[Labeled box records]
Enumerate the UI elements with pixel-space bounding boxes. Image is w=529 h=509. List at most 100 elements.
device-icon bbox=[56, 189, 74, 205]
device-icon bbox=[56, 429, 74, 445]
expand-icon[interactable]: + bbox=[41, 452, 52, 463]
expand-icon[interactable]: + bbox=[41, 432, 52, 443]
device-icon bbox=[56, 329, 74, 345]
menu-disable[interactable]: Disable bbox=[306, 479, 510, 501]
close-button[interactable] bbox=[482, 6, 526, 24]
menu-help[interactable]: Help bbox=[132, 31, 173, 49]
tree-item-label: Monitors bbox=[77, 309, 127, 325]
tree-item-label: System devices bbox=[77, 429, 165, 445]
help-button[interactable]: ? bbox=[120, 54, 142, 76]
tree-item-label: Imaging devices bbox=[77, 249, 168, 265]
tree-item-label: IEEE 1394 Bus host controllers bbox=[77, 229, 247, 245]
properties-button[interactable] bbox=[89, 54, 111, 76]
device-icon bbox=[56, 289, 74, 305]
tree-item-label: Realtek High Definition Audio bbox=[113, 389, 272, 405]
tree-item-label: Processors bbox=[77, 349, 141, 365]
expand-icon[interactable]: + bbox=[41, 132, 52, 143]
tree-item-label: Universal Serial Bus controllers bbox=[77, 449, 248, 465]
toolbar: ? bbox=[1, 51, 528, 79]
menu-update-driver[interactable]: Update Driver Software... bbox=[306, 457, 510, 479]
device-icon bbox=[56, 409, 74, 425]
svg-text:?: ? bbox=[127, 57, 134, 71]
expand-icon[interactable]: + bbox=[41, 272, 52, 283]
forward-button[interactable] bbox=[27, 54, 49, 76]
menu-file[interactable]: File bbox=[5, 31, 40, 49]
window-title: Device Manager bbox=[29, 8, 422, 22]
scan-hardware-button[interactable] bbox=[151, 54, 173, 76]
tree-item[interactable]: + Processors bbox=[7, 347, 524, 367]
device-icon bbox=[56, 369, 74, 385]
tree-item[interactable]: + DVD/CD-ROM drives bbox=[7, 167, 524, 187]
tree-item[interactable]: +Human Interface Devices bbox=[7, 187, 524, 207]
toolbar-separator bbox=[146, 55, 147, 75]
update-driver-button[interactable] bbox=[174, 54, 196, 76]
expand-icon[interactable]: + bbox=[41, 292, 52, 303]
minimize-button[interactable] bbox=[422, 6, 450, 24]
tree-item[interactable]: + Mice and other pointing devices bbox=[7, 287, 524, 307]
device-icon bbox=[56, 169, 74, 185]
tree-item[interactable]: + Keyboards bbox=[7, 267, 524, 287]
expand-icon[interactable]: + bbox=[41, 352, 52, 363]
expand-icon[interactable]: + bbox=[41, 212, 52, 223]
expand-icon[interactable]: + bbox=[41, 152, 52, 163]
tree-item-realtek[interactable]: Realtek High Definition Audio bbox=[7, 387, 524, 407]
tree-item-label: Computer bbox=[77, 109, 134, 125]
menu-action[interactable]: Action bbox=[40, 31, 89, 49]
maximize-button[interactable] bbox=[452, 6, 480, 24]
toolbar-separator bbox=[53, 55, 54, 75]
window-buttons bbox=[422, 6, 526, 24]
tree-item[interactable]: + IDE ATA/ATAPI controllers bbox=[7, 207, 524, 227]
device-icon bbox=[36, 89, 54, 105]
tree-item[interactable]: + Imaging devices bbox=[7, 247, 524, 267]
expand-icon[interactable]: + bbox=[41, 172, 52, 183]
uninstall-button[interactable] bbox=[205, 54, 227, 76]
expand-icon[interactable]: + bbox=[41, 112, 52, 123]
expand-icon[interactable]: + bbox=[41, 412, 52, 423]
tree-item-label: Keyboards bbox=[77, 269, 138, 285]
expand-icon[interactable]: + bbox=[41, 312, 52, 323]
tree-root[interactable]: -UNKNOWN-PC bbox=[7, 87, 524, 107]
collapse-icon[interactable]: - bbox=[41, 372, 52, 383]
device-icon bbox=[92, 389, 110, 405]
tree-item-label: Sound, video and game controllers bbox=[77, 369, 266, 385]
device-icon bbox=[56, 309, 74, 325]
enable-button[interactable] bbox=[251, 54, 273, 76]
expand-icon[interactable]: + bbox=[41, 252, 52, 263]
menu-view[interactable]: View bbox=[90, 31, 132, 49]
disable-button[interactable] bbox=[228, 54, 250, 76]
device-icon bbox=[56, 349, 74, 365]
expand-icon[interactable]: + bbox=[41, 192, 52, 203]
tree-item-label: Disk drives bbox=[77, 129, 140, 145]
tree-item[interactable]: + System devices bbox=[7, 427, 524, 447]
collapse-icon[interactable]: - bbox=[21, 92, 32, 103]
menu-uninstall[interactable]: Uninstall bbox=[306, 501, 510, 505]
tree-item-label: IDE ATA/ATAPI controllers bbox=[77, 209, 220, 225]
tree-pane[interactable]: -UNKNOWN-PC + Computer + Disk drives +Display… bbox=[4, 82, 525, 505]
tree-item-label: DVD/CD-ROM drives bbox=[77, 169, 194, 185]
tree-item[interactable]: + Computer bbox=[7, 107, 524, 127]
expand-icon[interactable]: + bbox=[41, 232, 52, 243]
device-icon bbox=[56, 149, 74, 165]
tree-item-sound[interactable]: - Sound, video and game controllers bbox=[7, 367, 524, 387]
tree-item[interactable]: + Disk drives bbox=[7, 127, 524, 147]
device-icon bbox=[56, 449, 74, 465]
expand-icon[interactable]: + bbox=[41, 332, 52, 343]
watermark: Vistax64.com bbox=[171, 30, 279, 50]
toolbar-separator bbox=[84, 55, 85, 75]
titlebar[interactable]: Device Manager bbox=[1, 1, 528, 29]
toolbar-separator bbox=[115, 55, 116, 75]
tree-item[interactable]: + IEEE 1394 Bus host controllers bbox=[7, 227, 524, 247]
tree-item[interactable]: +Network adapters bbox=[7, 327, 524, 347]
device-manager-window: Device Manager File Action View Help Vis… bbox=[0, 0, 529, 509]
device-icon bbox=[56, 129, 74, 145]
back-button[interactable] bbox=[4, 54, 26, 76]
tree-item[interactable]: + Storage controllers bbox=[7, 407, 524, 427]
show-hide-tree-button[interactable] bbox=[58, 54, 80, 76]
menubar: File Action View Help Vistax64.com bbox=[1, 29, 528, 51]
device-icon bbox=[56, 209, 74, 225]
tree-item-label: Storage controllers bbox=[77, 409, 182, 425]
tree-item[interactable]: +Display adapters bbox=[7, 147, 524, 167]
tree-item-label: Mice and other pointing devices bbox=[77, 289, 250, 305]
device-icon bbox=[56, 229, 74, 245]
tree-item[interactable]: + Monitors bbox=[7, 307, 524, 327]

▸ SET EXERCISE:
Can you rewrite these lines with "Processors" changed to "CPUs" wherever it occurs, leaving everything else unchanged?

▸ EXERCISE RESPONSE:
Enumerate the UI elements with pixel-space bounding boxes. Image is w=529 h=509. List at most 100 elements.
device-icon bbox=[56, 189, 74, 205]
device-icon bbox=[56, 429, 74, 445]
expand-icon[interactable]: + bbox=[41, 452, 52, 463]
expand-icon[interactable]: + bbox=[41, 432, 52, 443]
device-icon bbox=[56, 329, 74, 345]
menu-disable[interactable]: Disable bbox=[306, 479, 510, 501]
close-button[interactable] bbox=[482, 6, 526, 24]
menu-help[interactable]: Help bbox=[132, 31, 173, 49]
tree-item-label: Monitors bbox=[77, 309, 127, 325]
tree-item-label: System devices bbox=[77, 429, 165, 445]
help-button[interactable]: ? bbox=[120, 54, 142, 76]
tree-item-label: Imaging devices bbox=[77, 249, 168, 265]
tree-item-label: IEEE 1394 Bus host controllers bbox=[77, 229, 247, 245]
properties-button[interactable] bbox=[89, 54, 111, 76]
device-icon bbox=[56, 289, 74, 305]
tree-item-label: Realtek High Definition Audio bbox=[113, 389, 272, 405]
tree-item-label: CPUs bbox=[77, 349, 141, 365]
expand-icon[interactable]: + bbox=[41, 132, 52, 143]
tree-item-label: Universal Serial Bus controllers bbox=[77, 449, 248, 465]
toolbar: ? bbox=[1, 51, 528, 79]
menu-update-driver[interactable]: Update Driver Software... bbox=[306, 457, 510, 479]
device-icon bbox=[56, 409, 74, 425]
svg-text:?: ? bbox=[127, 57, 134, 71]
expand-icon[interactable]: + bbox=[41, 272, 52, 283]
forward-button[interactable] bbox=[27, 54, 49, 76]
menu-file[interactable]: File bbox=[5, 31, 40, 49]
window-title: Device Manager bbox=[29, 8, 422, 22]
scan-hardware-button[interactable] bbox=[151, 54, 173, 76]
tree-item[interactable]: + CPUs bbox=[7, 347, 524, 367]
device-icon bbox=[56, 369, 74, 385]
tree-item[interactable]: + DVD/CD-ROM drives bbox=[7, 167, 524, 187]
tree-item[interactable]: +Human Interface Devices bbox=[7, 187, 524, 207]
toolbar-separator bbox=[146, 55, 147, 75]
update-driver-button[interactable] bbox=[174, 54, 196, 76]
expand-icon[interactable]: + bbox=[41, 292, 52, 303]
minimize-button[interactable] bbox=[422, 6, 450, 24]
tree-item[interactable]: + Mice and other pointing devices bbox=[7, 287, 524, 307]
device-icon bbox=[56, 169, 74, 185]
tree-item[interactable]: + Keyboards bbox=[7, 267, 524, 287]
expand-icon[interactable]: + bbox=[41, 352, 52, 363]
expand-icon[interactable]: + bbox=[41, 212, 52, 223]
expand-icon[interactable]: + bbox=[41, 152, 52, 163]
tree-item-realtek[interactable]: Realtek High Definition Audio bbox=[7, 387, 524, 407]
tree-item-label: Computer bbox=[77, 109, 134, 125]
menu-action[interactable]: Action bbox=[40, 31, 89, 49]
maximize-button[interactable] bbox=[452, 6, 480, 24]
toolbar-separator bbox=[53, 55, 54, 75]
window-buttons bbox=[422, 6, 526, 24]
tree-item[interactable]: + IDE ATA/ATAPI controllers bbox=[7, 207, 524, 227]
device-icon bbox=[36, 89, 54, 105]
tree-item[interactable]: + Imaging devices bbox=[7, 247, 524, 267]
expand-icon[interactable]: + bbox=[41, 172, 52, 183]
uninstall-button[interactable] bbox=[205, 54, 227, 76]
expand-icon[interactable]: + bbox=[41, 112, 52, 123]
expand-icon[interactable]: + bbox=[41, 412, 52, 423]
tree-item-label: Keyboards bbox=[77, 269, 138, 285]
expand-icon[interactable]: + bbox=[41, 312, 52, 323]
tree-root[interactable]: -UNKNOWN-PC bbox=[7, 87, 524, 107]
collapse-icon[interactable]: - bbox=[41, 372, 52, 383]
device-icon bbox=[92, 389, 110, 405]
tree-item-label: Sound, video and game controllers bbox=[77, 369, 266, 385]
device-icon bbox=[56, 309, 74, 325]
enable-button[interactable] bbox=[251, 54, 273, 76]
expand-icon[interactable]: + bbox=[41, 252, 52, 263]
menu-view[interactable]: View bbox=[90, 31, 132, 49]
disable-button[interactable] bbox=[228, 54, 250, 76]
device-icon bbox=[56, 349, 74, 365]
expand-icon[interactable]: + bbox=[41, 192, 52, 203]
tree-item-label: Disk drives bbox=[77, 129, 140, 145]
tree-item[interactable]: + System devices bbox=[7, 427, 524, 447]
collapse-icon[interactable]: - bbox=[21, 92, 32, 103]
menu-uninstall[interactable]: Uninstall bbox=[306, 501, 510, 505]
tree-item-label: IDE ATA/ATAPI controllers bbox=[77, 209, 220, 225]
tree-pane[interactable]: -UNKNOWN-PC + Computer + Disk drives +Display… bbox=[4, 82, 525, 505]
tree-item-label: DVD/CD-ROM drives bbox=[77, 169, 194, 185]
tree-item[interactable]: + Computer bbox=[7, 107, 524, 127]
expand-icon[interactable]: + bbox=[41, 232, 52, 243]
device-icon bbox=[56, 149, 74, 165]
tree-item-sound[interactable]: - Sound, video and game controllers bbox=[7, 367, 524, 387]
tree-item[interactable]: + Disk drives bbox=[7, 127, 524, 147]
device-icon bbox=[56, 449, 74, 465]
expand-icon[interactable]: + bbox=[41, 332, 52, 343]
watermark: Vistax64.com bbox=[171, 30, 279, 50]
toolbar-separator bbox=[84, 55, 85, 75]
titlebar[interactable]: Device Manager bbox=[1, 1, 528, 29]
toolbar-separator bbox=[115, 55, 116, 75]
tree-item[interactable]: + IEEE 1394 Bus host controllers bbox=[7, 227, 524, 247]
tree-item[interactable]: +Network adapters bbox=[7, 327, 524, 347]
device-manager-window: Device Manager File Action View Help Vis… bbox=[0, 0, 529, 509]
device-icon bbox=[56, 129, 74, 145]
back-button[interactable] bbox=[4, 54, 26, 76]
tree-item[interactable]: + Storage controllers bbox=[7, 407, 524, 427]
show-hide-tree-button[interactable] bbox=[58, 54, 80, 76]
menubar: File Action View Help Vistax64.com bbox=[1, 29, 528, 51]
device-icon bbox=[56, 209, 74, 225]
tree-item-label: Storage controllers bbox=[77, 409, 182, 425]
tree-item[interactable]: +Display adapters bbox=[7, 147, 524, 167]
tree-item-label: Mice and other pointing devices bbox=[77, 289, 250, 305]
device-icon bbox=[56, 229, 74, 245]
tree-item[interactable]: + Monitors bbox=[7, 307, 524, 327]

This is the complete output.